[Entries taken from a collection]
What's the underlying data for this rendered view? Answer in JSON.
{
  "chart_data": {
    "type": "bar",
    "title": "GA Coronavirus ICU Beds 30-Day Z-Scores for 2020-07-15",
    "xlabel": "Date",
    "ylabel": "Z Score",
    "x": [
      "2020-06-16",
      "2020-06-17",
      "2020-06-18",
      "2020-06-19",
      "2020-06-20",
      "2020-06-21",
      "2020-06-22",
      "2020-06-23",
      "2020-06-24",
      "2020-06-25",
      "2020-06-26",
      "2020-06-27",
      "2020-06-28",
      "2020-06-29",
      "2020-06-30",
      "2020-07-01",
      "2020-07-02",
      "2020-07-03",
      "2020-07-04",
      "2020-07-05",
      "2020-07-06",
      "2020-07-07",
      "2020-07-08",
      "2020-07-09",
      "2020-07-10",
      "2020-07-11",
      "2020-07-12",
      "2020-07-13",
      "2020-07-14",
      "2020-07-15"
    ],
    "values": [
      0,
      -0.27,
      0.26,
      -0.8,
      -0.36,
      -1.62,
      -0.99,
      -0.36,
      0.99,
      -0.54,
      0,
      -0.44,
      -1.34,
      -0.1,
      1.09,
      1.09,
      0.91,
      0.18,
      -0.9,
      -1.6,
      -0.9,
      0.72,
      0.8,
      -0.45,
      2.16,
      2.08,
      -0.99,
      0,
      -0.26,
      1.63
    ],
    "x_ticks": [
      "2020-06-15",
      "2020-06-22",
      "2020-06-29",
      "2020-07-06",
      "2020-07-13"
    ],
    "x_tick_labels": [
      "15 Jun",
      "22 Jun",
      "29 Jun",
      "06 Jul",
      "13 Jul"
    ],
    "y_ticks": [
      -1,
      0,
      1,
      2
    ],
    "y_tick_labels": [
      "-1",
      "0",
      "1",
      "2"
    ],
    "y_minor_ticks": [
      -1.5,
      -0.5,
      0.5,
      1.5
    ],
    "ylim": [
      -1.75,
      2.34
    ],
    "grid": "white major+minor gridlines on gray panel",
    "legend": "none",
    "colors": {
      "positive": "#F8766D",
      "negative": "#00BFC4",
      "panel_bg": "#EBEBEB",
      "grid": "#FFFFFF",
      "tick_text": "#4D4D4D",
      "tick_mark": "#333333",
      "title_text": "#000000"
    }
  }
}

## EXERCISE REQUIREMENTS
Only an exact copy of the data above will do.

## ANSWER TO THIS EXERCISE
What's the underlying data for this rendered view? Answer in JSON.
{
  "chart_data": {
    "type": "bar",
    "title": "GA Coronavirus ICU Beds 30-Day Z-Scores for 2020-07-15",
    "xlabel": "Date",
    "ylabel": "Z Score",
    "x": [
      "2020-06-16",
      "2020-06-17",
      "2020-06-18",
      "2020-06-19",
      "2020-06-20",
      "2020-06-21",
      "2020-06-22",
      "2020-06-23",
      "2020-06-24",
      "2020-06-25",
      "2020-06-26",
      "2020-06-27",
      "2020-06-28",
      "2020-06-29",
      "2020-06-30",
      "2020-07-01",
      "2020-07-02",
      "2020-07-03",
      "2020-07-04",
      "2020-07-05",
      "2020-07-06",
      "2020-07-07",
      "2020-07-08",
      "2020-07-09",
      "2020-07-10",
      "2020-07-11",
      "2020-07-12",
      "2020-07-13",
      "2020-07-14",
      "2020-07-15"
    ],
    "values": [
      0,
      -0.27,
      0.26,
      -0.8,
      -0.36,
      -1.62,
      -0.99,
      -0.36,
      0.99,
      -0.54,
      0,
      -0.44,
      -1.34,
      -0.1,
      1.09,
      1.09,
      0.91,
      0.18,
      -0.9,
      -1.6,
      -0.9,
      0.72,
      0.8,
      -0.45,
      2.16,
      2.08,
      -0.99,
      0,
      -0.26,
      1.63
    ],
    "x_ticks": [
      "2020-06-15",
      "2020-06-22",
      "2020-06-29",
      "2020-07-06",
      "2020-07-13"
    ],
    "x_tick_labels": [
      "15 Jun",
      "22 Jun",
      "29 Jun",
      "06 Jul",
      "13 Jul"
    ],
    "y_ticks": [
      -1,
      0,
      1,
      2
    ],
    "y_tick_labels": [
      "-1",
      "0",
      "1",
      "2"
    ],
    "y_minor_ticks": [
      -1.5,
      -0.5,
      0.5,
      1.5
    ],
    "ylim": [
      -1.75,
      2.34
    ],
    "grid": "white major+minor gridlines on gray panel",
    "legend": "none",
    "colors": {
      "positive": "#F8766D",
      "negative": "#00BFC4",
      "panel_bg": "#EBEBEB",
      "grid": "#FFFFFF",
      "tick_text": "#4D4D4D",
      "tick_mark": "#333333",
      "title_text": "#000000"
    }
  }
}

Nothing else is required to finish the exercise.